WHAT THE TASK REQUIRES: Please reproduce, word for word, the stretch of the post on COVID-19 excess death rates by political party from "Why Republicans Faced" through "35% for Republicans.".

TEXT PASSAGE:
[Start of Attachment]

6 October 2022, 09:57

Yes, I’ve seen the latest ones, and many of the earlier ones.

I will have some specific comments on the most recent report, and my comments will be at the bottom of this post, because I just discovered something very specific about one of the two states (yes, they looked at only two states in their analysis, not the whole United States) when I was looking for something specifically, which will kick off my discussion below.

The most recent paper released: mortality experience in Ohio and Florida for a very specific period in 2021

Here is the coverage from Think Advisor:

Why Republicans Faced a Greater Risk of Death Than Democrats in Late 2021

Some Republicans’ reluctance to get COVID-19 vaccinations led to a big gap between the total excess death rate for Republicans and Democrats in Florida and Ohio in late 2021, according to three Yale University researchers.

The overall excess death rates for Republicans ages 25 and older and Democrats ages 25 and older in those states were about the same up until April 2021, when all adults in those states were eligible to get COVID-19 vaccines, the researchers say.

The overall excess death rate for Republicans then increased to be about 5 percentage points higher than the overall excess death rate for Democrats, until a giant new wave of COVID-19 cases began, in August 2021. That month, the overall excess death rate was about 20% for Democrats and about 35% for Republicans.

Here is the paper: Excess death rates for Republicans and Democrats during the COVID-19 pandemic


Political affiliation has emerged as a potential risk factor for COVID-19, amid evidence that Republican-leaning counties have had higher COVID-19 death rates than Democrat-leaning counties and evidence of a link between political party affiliation and vaccination views. This study constructs an individual-level dataset with political affiliation and excess death rates during the COVID-19 pandemic via a linkage of 2017 voter registration in Ohio and Florida to mortality data from 2018 to 2021. We estimate substantially higher excess death rates for registered Republicans when compared to registered Democrats, with almost all of the difference concentrated in the period after vaccines were widely available in our study states. Overall, the excess death rate for Republicans was 5.4 percentage points (pp), or 76%, higher than the excess death rate for Democrats. Post-vaccines, the excess death rate gap between Republicans and Democrats widened from 1.6 pp (22% of the Democrat excess death rate) to 10.4 pp (153% of the Democrat excess death rate). The gap in excess death rates between Republicans and Democrats is concentrated in counties with low vaccination rates and only materializes after vaccines became widely available.

Here is a nice scatterplot, so you can eyeball how good the fit and correlation looks to you:

Why are people doing this?

This is not the only such paper I’ve come across. There are academic papers, and then there are various analyses that appear in places such as The Economist, Financial Times, and the New York Times.

[End of Attachment]

SOURCE DATA:
[Start of Attachment]

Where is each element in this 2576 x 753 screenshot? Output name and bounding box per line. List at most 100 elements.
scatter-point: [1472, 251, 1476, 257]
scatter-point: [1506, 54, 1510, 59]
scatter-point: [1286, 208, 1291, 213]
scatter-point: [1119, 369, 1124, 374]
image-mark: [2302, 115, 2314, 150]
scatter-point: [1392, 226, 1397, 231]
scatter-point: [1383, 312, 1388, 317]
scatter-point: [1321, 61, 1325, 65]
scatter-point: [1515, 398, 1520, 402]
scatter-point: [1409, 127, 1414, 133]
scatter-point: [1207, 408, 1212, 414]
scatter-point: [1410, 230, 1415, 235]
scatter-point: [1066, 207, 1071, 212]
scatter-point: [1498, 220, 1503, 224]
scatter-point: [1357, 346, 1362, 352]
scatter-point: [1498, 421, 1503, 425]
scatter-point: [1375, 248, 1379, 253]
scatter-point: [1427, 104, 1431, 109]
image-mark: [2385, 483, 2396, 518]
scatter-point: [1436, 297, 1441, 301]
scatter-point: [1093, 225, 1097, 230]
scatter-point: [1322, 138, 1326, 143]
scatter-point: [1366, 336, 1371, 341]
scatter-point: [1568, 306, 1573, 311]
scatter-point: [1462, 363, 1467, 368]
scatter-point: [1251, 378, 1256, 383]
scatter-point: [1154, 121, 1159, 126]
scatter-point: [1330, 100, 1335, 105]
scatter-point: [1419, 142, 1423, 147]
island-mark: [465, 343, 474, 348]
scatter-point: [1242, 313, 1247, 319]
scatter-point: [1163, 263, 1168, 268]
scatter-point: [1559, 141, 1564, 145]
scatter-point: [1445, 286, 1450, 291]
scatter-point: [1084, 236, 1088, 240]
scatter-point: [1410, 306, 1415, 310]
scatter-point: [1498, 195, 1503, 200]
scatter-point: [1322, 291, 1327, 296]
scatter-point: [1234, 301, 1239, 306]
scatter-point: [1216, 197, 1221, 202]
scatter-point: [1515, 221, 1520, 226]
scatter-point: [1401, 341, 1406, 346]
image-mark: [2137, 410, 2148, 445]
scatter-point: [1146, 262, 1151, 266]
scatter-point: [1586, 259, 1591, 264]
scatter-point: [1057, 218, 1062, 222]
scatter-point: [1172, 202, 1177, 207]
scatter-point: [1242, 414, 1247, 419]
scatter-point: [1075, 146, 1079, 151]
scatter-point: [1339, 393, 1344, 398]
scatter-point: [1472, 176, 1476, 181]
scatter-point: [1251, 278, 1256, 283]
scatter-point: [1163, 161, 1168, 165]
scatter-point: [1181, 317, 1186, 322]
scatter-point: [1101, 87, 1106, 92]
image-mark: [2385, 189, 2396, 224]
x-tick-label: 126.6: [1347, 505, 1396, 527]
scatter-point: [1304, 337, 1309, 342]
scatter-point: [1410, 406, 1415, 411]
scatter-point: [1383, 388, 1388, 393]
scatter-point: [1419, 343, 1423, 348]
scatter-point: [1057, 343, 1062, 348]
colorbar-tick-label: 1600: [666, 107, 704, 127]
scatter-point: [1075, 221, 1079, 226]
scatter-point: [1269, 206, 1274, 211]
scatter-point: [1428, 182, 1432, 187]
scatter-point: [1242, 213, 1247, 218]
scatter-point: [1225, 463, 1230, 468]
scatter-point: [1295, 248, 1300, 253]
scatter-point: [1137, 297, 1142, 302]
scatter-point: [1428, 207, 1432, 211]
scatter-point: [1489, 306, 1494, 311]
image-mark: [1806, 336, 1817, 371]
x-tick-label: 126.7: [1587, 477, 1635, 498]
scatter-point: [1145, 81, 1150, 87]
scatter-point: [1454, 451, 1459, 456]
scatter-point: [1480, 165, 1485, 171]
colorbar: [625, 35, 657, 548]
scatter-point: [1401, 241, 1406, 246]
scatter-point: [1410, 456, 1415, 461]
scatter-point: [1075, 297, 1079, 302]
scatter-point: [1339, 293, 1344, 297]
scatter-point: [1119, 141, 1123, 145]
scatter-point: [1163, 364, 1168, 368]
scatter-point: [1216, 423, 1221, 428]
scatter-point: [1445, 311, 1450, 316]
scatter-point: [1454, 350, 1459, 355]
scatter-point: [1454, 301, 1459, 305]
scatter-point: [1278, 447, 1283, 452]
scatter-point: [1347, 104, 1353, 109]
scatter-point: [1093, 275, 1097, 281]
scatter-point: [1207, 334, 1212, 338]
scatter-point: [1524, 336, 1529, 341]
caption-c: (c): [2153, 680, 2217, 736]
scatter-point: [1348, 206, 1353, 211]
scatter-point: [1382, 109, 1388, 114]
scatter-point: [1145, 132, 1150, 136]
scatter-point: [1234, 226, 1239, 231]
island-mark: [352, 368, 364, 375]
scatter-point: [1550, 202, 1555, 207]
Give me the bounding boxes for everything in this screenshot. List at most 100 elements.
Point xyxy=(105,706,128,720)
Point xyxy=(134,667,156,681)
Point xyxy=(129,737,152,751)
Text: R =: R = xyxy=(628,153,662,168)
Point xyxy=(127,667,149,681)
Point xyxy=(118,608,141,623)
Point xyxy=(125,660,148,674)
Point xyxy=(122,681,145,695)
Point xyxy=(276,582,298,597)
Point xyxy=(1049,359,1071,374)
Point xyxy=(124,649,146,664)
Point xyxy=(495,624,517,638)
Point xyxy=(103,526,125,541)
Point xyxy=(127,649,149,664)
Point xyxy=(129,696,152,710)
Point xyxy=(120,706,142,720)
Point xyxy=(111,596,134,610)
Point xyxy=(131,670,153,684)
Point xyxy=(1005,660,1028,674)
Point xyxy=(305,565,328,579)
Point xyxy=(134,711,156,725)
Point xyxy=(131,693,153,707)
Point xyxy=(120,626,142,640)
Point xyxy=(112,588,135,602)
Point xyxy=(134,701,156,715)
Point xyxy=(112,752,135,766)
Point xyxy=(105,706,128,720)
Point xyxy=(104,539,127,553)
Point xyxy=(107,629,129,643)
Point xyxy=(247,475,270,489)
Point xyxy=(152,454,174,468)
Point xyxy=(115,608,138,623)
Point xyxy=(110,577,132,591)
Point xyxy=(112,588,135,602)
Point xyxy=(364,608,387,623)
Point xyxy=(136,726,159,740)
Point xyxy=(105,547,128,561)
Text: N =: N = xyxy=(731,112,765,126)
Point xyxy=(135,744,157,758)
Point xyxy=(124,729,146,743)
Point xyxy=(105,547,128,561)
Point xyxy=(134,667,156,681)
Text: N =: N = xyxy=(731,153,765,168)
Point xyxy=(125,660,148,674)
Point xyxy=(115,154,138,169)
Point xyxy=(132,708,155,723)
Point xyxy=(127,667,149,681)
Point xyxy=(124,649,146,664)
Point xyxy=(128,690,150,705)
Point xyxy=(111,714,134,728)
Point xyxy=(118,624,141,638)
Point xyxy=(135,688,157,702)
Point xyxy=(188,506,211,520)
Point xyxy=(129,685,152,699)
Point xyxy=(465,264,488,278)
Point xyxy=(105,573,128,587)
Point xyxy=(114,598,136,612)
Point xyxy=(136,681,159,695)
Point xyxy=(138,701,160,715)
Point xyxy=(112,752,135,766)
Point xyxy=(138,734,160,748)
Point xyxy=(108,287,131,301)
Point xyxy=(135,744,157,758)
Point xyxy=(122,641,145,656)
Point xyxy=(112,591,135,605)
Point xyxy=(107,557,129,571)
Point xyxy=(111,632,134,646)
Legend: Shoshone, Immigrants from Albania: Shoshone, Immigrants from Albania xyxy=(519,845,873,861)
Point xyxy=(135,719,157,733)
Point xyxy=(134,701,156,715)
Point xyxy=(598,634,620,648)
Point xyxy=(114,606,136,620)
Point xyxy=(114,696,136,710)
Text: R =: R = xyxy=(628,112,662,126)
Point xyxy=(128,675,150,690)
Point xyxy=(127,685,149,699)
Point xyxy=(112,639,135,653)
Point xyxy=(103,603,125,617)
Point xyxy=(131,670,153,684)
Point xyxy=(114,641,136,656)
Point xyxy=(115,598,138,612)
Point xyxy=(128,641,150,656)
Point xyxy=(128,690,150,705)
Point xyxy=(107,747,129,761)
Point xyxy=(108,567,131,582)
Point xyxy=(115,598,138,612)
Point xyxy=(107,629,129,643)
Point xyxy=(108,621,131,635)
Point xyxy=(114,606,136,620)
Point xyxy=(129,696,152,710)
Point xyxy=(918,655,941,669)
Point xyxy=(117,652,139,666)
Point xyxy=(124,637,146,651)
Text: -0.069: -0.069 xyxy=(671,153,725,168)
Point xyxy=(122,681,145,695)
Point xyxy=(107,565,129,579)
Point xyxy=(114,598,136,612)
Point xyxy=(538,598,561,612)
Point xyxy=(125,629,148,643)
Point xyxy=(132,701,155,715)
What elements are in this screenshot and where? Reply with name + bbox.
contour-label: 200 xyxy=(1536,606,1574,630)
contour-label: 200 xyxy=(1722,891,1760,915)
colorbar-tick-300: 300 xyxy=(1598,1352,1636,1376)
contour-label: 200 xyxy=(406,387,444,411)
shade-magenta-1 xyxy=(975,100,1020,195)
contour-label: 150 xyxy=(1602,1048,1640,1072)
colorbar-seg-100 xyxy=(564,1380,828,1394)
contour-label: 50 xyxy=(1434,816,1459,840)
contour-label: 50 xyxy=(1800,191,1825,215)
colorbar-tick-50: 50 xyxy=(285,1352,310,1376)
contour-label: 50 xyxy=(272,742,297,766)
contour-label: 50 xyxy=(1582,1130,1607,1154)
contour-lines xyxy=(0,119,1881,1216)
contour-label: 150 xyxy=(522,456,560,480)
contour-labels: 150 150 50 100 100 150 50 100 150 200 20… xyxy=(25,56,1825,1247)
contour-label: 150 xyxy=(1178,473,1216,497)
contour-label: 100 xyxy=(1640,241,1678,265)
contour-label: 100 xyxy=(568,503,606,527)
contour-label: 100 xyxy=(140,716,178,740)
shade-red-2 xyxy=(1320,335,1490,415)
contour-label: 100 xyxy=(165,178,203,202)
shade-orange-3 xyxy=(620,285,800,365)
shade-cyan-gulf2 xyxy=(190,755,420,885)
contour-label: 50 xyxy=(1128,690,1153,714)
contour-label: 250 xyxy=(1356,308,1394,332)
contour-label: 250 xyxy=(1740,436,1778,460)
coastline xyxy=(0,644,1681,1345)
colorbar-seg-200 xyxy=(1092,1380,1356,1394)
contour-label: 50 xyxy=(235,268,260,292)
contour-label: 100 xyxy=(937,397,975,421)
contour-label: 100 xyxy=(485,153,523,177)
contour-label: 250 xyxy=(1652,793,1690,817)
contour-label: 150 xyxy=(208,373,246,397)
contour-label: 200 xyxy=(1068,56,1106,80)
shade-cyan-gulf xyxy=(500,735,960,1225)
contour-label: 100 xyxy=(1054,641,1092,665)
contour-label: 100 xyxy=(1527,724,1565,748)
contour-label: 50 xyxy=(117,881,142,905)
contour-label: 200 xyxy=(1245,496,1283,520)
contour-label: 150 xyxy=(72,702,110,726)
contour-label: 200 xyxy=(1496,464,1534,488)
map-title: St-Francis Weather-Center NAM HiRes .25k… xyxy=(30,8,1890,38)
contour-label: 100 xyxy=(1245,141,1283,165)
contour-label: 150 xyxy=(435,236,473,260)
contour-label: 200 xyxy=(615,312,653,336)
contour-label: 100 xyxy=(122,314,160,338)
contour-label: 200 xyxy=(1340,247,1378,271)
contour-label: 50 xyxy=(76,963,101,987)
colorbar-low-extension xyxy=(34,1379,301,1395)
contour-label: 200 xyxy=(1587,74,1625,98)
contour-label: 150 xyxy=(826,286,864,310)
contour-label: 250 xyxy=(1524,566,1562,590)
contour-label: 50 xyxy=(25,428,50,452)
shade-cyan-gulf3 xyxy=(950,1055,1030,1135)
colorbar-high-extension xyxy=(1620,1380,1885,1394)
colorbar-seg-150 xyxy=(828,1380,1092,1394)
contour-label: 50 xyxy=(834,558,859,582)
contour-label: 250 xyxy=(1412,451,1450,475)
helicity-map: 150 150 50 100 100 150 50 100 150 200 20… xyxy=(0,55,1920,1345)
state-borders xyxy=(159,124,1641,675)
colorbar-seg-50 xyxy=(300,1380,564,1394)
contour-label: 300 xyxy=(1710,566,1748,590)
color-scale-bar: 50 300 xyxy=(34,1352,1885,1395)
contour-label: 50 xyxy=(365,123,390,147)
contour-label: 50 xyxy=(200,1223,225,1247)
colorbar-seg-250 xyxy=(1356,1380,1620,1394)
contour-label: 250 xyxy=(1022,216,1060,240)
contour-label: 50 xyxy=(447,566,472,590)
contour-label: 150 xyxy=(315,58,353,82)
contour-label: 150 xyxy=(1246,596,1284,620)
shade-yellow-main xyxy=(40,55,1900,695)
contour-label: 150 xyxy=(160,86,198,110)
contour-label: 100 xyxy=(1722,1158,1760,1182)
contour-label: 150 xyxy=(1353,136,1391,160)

[End of Attachment]

WRITTEN RESPONSE:
Why Republicans Faced a Greater Risk of Death Than Democrats in Late 2021

Some Republicans’ reluctance to get COVID-19 vaccinations led to a big gap between the total excess death rate for Republicans and Democrats in Florida and Ohio in late 2021, according to three Yale University researchers.

The overall excess death rates for Republicans ages 25 and older and Democrats ages 25 and older in those states were about the same up until April 2021, when all adults in those states were eligible to get COVID-19 vaccines, the researchers say.

The overall excess death rate for Republicans then increased to be about 5 percentage points higher than the overall excess death rate for Democrats, until a giant new wave of COVID-19 cases began, in August 2021. That month, the overall excess death rate was about 20% for Democrats and about 35% for Republicans.